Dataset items
>>>

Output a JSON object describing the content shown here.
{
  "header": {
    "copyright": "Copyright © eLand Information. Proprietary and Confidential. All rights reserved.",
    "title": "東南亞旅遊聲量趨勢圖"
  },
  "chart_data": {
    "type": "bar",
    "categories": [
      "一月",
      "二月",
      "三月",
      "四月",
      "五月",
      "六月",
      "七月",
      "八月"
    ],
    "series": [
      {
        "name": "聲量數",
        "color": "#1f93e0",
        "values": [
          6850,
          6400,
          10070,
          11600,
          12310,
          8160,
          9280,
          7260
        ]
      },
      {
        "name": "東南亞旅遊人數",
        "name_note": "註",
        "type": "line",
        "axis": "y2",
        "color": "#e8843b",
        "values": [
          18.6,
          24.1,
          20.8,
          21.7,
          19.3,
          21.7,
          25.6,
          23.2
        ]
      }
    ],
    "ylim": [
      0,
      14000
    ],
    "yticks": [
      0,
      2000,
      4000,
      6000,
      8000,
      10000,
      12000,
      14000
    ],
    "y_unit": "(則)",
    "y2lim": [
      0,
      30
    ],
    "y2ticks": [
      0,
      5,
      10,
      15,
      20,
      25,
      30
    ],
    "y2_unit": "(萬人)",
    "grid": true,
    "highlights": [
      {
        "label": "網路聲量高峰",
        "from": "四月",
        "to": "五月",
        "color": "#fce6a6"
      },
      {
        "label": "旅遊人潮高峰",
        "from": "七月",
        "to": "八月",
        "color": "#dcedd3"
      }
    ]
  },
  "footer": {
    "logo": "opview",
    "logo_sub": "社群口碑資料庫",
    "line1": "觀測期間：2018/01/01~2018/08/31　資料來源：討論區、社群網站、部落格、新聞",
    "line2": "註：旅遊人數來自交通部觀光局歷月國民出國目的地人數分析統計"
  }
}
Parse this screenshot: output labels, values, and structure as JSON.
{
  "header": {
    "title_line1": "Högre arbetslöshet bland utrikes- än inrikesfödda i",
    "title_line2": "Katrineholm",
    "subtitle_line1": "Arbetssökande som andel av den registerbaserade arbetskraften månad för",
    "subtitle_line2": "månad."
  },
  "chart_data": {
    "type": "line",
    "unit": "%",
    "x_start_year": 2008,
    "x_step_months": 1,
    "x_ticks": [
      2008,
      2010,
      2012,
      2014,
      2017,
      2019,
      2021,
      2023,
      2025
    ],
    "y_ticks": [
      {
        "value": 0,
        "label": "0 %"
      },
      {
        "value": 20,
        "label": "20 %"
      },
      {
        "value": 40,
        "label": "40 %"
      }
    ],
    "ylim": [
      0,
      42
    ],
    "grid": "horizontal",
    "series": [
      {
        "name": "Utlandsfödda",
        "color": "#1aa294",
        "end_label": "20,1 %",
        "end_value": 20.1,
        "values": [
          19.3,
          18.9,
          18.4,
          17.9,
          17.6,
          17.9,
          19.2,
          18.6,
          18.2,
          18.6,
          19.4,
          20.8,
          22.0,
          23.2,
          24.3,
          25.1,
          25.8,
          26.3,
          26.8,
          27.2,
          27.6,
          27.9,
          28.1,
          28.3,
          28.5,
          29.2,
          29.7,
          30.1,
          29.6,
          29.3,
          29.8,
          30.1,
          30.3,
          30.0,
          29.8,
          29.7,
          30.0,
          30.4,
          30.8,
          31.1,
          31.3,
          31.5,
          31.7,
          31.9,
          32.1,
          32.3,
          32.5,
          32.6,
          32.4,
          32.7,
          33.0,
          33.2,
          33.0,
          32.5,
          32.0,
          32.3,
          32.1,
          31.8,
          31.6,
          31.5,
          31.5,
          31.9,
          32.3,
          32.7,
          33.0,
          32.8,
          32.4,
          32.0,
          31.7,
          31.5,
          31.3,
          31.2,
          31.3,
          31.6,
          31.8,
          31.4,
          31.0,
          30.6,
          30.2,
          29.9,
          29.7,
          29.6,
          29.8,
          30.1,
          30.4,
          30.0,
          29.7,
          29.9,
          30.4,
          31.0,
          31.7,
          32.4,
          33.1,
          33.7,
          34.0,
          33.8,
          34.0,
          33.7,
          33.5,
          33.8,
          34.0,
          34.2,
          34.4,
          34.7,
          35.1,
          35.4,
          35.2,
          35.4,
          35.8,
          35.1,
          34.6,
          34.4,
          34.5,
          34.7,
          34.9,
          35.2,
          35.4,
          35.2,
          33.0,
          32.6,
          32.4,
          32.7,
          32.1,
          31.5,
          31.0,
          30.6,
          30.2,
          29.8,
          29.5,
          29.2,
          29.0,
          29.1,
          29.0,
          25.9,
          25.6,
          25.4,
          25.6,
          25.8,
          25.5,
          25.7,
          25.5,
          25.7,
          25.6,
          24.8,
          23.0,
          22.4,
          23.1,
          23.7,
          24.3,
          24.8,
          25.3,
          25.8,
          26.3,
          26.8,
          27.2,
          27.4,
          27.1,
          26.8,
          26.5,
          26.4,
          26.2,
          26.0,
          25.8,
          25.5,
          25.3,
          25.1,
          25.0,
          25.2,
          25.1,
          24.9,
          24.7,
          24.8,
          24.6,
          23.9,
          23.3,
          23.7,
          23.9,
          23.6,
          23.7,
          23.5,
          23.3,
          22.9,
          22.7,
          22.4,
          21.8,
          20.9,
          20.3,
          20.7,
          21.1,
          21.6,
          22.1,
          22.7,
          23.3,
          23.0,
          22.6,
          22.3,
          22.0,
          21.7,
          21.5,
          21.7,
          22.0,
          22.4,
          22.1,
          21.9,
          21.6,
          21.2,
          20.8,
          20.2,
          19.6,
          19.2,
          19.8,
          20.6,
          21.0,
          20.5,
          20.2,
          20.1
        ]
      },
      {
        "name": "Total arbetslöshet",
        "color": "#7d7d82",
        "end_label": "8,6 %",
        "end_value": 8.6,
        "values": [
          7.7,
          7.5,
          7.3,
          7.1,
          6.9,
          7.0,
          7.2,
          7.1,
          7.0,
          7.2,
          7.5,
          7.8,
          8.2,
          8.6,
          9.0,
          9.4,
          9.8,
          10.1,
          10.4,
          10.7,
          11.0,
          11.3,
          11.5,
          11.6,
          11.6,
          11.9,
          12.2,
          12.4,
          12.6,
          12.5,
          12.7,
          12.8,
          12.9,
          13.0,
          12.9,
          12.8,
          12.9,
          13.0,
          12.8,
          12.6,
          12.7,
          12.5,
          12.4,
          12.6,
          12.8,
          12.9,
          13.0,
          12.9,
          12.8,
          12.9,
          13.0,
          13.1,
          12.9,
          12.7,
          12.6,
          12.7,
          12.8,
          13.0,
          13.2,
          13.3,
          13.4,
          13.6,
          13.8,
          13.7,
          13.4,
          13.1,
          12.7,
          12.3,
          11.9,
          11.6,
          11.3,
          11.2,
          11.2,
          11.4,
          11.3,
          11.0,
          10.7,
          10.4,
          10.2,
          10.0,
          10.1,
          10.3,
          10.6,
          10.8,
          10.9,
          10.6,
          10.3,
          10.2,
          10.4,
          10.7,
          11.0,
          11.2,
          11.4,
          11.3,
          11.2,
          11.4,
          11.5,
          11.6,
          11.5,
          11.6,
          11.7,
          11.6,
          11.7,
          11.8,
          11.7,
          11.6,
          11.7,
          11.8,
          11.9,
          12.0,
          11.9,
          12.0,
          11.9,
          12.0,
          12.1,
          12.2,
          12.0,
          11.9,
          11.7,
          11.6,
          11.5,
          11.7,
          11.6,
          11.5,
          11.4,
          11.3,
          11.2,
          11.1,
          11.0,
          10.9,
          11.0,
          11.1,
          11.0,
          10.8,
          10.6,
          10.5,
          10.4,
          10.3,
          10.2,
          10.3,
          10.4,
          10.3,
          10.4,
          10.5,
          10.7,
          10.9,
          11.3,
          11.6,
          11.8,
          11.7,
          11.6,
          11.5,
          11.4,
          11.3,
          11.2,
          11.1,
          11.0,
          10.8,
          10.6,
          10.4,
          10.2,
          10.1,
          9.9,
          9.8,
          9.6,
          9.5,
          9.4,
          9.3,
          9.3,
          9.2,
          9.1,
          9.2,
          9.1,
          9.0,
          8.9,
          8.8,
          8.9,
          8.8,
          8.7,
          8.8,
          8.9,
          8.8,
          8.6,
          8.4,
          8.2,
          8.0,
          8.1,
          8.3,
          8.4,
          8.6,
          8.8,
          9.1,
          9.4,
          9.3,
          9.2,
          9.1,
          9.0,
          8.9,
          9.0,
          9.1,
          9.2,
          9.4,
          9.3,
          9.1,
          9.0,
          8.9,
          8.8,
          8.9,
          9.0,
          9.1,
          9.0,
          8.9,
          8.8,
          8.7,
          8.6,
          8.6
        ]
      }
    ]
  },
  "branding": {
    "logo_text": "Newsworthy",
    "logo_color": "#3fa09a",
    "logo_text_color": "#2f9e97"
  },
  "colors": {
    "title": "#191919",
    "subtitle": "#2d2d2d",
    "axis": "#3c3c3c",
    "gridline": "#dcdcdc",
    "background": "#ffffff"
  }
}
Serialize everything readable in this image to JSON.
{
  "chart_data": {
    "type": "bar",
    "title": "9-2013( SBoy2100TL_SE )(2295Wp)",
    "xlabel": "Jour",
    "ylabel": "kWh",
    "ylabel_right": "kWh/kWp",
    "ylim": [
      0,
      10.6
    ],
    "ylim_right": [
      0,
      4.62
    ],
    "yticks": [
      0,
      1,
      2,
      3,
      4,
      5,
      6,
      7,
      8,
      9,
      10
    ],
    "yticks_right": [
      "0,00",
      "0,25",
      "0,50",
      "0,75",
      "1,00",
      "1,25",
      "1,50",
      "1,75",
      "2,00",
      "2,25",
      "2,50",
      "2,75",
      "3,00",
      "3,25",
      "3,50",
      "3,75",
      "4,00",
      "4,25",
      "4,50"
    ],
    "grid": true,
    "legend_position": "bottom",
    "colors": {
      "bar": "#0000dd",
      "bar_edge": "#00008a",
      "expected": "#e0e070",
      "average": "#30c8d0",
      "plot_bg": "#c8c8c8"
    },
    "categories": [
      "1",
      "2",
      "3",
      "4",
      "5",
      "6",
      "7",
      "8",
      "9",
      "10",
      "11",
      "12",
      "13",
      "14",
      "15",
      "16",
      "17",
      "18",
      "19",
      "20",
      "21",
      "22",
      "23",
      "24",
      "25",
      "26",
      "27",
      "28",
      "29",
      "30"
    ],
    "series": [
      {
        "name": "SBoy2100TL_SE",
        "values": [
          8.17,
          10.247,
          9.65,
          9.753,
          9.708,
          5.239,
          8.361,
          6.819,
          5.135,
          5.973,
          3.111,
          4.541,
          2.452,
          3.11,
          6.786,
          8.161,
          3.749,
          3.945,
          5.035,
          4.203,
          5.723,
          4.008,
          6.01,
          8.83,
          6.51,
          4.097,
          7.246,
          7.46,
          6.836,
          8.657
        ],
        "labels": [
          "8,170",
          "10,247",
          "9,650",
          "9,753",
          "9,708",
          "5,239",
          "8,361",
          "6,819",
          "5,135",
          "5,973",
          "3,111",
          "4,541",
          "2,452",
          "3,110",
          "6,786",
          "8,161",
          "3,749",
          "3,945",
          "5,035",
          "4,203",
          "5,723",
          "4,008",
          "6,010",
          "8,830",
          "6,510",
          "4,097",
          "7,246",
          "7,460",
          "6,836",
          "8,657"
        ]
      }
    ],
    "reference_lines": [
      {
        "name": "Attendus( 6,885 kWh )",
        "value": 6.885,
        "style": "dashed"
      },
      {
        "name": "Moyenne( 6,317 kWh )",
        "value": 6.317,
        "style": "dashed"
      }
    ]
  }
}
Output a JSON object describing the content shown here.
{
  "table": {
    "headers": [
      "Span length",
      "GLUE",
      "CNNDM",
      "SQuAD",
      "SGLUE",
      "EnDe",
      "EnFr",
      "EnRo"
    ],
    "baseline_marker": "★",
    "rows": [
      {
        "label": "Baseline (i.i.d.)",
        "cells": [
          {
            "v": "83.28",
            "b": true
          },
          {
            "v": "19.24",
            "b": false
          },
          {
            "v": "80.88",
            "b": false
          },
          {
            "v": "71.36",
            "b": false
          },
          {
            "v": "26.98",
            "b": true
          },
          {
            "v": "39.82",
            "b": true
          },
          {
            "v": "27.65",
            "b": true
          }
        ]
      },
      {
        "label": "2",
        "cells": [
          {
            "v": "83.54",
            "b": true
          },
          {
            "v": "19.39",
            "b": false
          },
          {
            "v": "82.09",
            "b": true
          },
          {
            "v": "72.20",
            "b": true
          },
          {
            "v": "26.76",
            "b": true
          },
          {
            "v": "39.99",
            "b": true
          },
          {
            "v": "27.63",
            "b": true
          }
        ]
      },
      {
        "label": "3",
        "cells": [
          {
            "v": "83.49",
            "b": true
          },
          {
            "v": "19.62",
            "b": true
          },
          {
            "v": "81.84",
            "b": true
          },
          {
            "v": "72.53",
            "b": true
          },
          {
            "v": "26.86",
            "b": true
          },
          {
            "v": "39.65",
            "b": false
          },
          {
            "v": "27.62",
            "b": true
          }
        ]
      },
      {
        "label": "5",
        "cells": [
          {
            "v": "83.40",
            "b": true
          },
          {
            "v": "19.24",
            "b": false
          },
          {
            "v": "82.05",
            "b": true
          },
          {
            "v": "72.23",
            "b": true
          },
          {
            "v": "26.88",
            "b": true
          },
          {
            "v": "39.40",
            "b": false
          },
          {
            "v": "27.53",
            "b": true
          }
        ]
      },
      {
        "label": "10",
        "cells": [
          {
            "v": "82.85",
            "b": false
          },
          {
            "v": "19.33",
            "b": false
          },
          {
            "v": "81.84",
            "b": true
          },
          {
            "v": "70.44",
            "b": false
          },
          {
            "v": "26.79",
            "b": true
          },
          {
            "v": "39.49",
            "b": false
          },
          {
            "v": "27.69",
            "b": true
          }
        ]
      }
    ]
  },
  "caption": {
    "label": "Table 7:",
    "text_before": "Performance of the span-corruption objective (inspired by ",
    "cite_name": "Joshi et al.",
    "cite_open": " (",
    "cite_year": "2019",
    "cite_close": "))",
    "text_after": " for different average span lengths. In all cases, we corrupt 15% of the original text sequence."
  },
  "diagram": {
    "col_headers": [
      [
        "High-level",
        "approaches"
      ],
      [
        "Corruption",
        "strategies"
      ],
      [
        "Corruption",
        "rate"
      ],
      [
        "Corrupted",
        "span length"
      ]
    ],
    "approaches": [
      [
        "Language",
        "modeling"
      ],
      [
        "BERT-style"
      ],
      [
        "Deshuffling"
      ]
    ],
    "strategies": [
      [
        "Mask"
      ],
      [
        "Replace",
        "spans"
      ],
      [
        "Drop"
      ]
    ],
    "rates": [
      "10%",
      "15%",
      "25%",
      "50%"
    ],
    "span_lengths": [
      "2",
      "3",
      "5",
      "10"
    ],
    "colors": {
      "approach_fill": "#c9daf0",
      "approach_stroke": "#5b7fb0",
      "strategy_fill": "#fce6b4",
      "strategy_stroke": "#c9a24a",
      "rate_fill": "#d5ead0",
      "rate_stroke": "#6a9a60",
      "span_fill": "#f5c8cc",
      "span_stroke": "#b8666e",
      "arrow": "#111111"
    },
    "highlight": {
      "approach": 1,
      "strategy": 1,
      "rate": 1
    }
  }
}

<<<

### Task objective
Find each line with the string "månad" and copy it out.

### Exercise answer
    "subtitle_line1": "Arbetssökande som andel av den registerbaserade arbetskraften månad för",
    "subtitle_line2": "månad."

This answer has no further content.